++++ RECORDS PROVIDED

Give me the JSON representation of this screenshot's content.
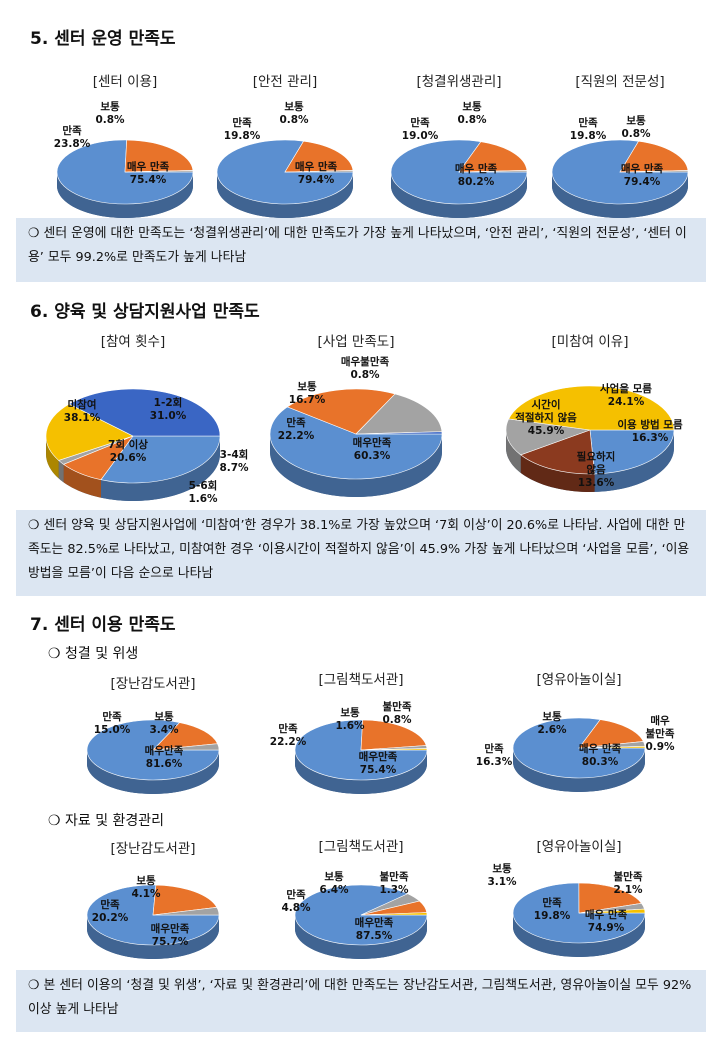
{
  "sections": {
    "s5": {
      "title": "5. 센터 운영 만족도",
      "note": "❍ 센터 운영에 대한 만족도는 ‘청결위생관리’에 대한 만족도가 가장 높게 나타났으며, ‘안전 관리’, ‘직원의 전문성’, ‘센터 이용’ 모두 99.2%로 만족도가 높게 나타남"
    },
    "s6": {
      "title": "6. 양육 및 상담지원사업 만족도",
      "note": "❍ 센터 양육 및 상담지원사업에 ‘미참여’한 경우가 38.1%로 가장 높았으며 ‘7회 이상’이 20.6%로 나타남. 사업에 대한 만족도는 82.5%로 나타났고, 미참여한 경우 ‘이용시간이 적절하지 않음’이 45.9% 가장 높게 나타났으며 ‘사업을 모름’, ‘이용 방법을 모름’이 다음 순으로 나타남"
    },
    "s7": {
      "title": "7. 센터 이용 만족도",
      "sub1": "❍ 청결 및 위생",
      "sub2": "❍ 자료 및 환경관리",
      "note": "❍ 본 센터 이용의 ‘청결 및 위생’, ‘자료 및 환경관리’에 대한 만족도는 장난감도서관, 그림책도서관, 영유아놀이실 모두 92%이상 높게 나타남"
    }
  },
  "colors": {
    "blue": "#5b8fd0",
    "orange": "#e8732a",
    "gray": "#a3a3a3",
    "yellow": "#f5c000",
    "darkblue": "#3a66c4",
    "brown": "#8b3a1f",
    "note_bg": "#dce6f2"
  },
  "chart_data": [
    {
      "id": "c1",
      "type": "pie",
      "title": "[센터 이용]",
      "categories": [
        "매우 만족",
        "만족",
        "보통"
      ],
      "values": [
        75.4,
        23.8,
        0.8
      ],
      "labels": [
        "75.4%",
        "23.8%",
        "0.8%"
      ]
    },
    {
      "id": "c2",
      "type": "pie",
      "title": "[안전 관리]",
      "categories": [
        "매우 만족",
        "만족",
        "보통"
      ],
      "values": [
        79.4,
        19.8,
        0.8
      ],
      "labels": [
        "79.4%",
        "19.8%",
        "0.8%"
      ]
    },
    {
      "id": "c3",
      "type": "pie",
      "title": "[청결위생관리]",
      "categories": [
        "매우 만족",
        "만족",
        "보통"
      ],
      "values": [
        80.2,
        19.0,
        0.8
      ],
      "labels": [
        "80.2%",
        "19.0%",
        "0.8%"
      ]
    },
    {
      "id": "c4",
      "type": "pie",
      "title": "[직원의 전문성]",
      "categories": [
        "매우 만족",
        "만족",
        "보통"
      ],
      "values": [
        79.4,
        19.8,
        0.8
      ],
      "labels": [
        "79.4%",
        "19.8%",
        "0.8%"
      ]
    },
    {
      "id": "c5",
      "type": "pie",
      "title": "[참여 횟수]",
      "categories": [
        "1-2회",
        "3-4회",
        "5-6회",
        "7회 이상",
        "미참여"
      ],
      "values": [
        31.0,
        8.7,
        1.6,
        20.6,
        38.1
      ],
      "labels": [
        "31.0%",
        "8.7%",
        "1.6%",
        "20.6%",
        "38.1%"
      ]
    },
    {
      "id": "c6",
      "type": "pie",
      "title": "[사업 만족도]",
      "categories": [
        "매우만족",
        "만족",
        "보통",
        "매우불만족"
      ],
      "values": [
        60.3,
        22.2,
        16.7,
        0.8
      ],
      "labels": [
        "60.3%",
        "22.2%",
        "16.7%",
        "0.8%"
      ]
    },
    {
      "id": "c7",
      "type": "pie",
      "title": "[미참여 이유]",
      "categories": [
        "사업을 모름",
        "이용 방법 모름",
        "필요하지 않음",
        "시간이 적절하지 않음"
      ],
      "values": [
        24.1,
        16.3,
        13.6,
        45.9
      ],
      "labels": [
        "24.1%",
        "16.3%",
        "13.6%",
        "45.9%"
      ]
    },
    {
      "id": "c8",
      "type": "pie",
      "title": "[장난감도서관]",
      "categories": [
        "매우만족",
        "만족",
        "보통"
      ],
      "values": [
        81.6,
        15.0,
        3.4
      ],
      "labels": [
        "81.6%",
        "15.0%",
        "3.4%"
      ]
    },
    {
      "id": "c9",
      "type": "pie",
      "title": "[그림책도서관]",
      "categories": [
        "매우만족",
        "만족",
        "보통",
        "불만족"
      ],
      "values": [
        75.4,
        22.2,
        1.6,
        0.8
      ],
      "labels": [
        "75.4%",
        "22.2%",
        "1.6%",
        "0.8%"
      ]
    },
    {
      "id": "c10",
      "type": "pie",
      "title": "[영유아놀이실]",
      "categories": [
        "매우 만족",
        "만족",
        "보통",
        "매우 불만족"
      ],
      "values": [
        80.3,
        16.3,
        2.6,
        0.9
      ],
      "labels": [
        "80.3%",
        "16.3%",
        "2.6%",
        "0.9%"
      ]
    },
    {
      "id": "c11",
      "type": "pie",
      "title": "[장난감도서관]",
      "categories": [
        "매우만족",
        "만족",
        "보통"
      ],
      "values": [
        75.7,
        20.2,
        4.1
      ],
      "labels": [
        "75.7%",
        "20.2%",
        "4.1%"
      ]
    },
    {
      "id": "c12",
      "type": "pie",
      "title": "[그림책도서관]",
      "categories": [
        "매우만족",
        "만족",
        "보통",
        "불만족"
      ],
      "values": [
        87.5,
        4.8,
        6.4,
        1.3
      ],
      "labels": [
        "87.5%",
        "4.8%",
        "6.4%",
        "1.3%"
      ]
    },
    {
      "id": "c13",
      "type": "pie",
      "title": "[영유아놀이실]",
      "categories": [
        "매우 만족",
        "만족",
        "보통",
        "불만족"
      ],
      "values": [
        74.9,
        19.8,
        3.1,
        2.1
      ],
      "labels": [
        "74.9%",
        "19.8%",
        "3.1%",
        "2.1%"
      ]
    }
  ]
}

++++++++

| GIVEN TASK |
Copy the data word for word. Pictures do not go in the copy.

| ANSWER IN FULL |
Give me the JSON representation of this screenshot's content.
{
  "sections": {
    "s5": {
      "title": "5. 센터 운영 만족도",
      "note": "❍ 센터 운영에 대한 만족도는 ‘청결위생관리’에 대한 만족도가 가장 높게 나타났으며, ‘안전 관리’, ‘직원의 전문성’, ‘센터 이용’ 모두 99.2%로 만족도가 높게 나타남"
    },
    "s6": {
      "title": "6. 양육 및 상담지원사업 만족도",
      "note": "❍ 센터 양육 및 상담지원사업에 ‘미참여’한 경우가 38.1%로 가장 높았으며 ‘7회 이상’이 20.6%로 나타남. 사업에 대한 만족도는 82.5%로 나타났고, 미참여한 경우 ‘이용시간이 적절하지 않음’이 45.9% 가장 높게 나타났으며 ‘사업을 모름’, ‘이용 방법을 모름’이 다음 순으로 나타남"
    },
    "s7": {
      "title": "7. 센터 이용 만족도",
      "sub1": "❍ 청결 및 위생",
      "sub2": "❍ 자료 및 환경관리",
      "note": "❍ 본 센터 이용의 ‘청결 및 위생’, ‘자료 및 환경관리’에 대한 만족도는 장난감도서관, 그림책도서관, 영유아놀이실 모두 92%이상 높게 나타남"
    }
  },
  "colors": {
    "blue": "#5b8fd0",
    "orange": "#e8732a",
    "gray": "#a3a3a3",
    "yellow": "#f5c000",
    "darkblue": "#3a66c4",
    "brown": "#8b3a1f",
    "note_bg": "#dce6f2"
  },
  "chart_data": [
    {
      "id": "c1",
      "type": "pie",
      "title": "[센터 이용]",
      "categories": [
        "매우 만족",
        "만족",
        "보통"
      ],
      "values": [
        75.4,
        23.8,
        0.8
      ],
      "labels": [
        "75.4%",
        "23.8%",
        "0.8%"
      ]
    },
    {
      "id": "c2",
      "type": "pie",
      "title": "[안전 관리]",
      "categories": [
        "매우 만족",
        "만족",
        "보통"
      ],
      "values": [
        79.4,
        19.8,
        0.8
      ],
      "labels": [
        "79.4%",
        "19.8%",
        "0.8%"
      ]
    },
    {
      "id": "c3",
      "type": "pie",
      "title": "[청결위생관리]",
      "categories": [
        "매우 만족",
        "만족",
        "보통"
      ],
      "values": [
        80.2,
        19.0,
        0.8
      ],
      "labels": [
        "80.2%",
        "19.0%",
        "0.8%"
      ]
    },
    {
      "id": "c4",
      "type": "pie",
      "title": "[직원의 전문성]",
      "categories": [
        "매우 만족",
        "만족",
        "보통"
      ],
      "values": [
        79.4,
        19.8,
        0.8
      ],
      "labels": [
        "79.4%",
        "19.8%",
        "0.8%"
      ]
    },
    {
      "id": "c5",
      "type": "pie",
      "title": "[참여 횟수]",
      "categories": [
        "1-2회",
        "3-4회",
        "5-6회",
        "7회 이상",
        "미참여"
      ],
      "values": [
        31.0,
        8.7,
        1.6,
        20.6,
        38.1
      ],
      "labels": [
        "31.0%",
        "8.7%",
        "1.6%",
        "20.6%",
        "38.1%"
      ]
    },
    {
      "id": "c6",
      "type": "pie",
      "title": "[사업 만족도]",
      "categories": [
        "매우만족",
        "만족",
        "보통",
        "매우불만족"
      ],
      "values": [
        60.3,
        22.2,
        16.7,
        0.8
      ],
      "labels": [
        "60.3%",
        "22.2%",
        "16.7%",
        "0.8%"
      ]
    },
    {
      "id": "c7",
      "type": "pie",
      "title": "[미참여 이유]",
      "categories": [
        "사업을 모름",
        "이용 방법 모름",
        "필요하지 않음",
        "시간이 적절하지 않음"
      ],
      "values": [
        24.1,
        16.3,
        13.6,
        45.9
      ],
      "labels": [
        "24.1%",
        "16.3%",
        "13.6%",
        "45.9%"
      ]
    },
    {
      "id": "c8",
      "type": "pie",
      "title": "[장난감도서관]",
      "categories": [
        "매우만족",
        "만족",
        "보통"
      ],
      "values": [
        81.6,
        15.0,
        3.4
      ],
      "labels": [
        "81.6%",
        "15.0%",
        "3.4%"
      ]
    },
    {
      "id": "c9",
      "type": "pie",
      "title": "[그림책도서관]",
      "categories": [
        "매우만족",
        "만족",
        "보통",
        "불만족"
      ],
      "values": [
        75.4,
        22.2,
        1.6,
        0.8
      ],
      "labels": [
        "75.4%",
        "22.2%",
        "1.6%",
        "0.8%"
      ]
    },
    {
      "id": "c10",
      "type": "pie",
      "title": "[영유아놀이실]",
      "categories": [
        "매우 만족",
        "만족",
        "보통",
        "매우 불만족"
      ],
      "values": [
        80.3,
        16.3,
        2.6,
        0.9
      ],
      "labels": [
        "80.3%",
        "16.3%",
        "2.6%",
        "0.9%"
      ]
    },
    {
      "id": "c11",
      "type": "pie",
      "title": "[장난감도서관]",
      "categories": [
        "매우만족",
        "만족",
        "보통"
      ],
      "values": [
        75.7,
        20.2,
        4.1
      ],
      "labels": [
        "75.7%",
        "20.2%",
        "4.1%"
      ]
    },
    {
      "id": "c12",
      "type": "pie",
      "title": "[그림책도서관]",
      "categories": [
        "매우만족",
        "만족",
        "보통",
        "불만족"
      ],
      "values": [
        87.5,
        4.8,
        6.4,
        1.3
      ],
      "labels": [
        "87.5%",
        "4.8%",
        "6.4%",
        "1.3%"
      ]
    },
    {
      "id": "c13",
      "type": "pie",
      "title": "[영유아놀이실]",
      "categories": [
        "매우 만족",
        "만족",
        "보통",
        "불만족"
      ],
      "values": [
        74.9,
        19.8,
        3.1,
        2.1
      ],
      "labels": [
        "74.9%",
        "19.8%",
        "3.1%",
        "2.1%"
      ]
    }
  ]
}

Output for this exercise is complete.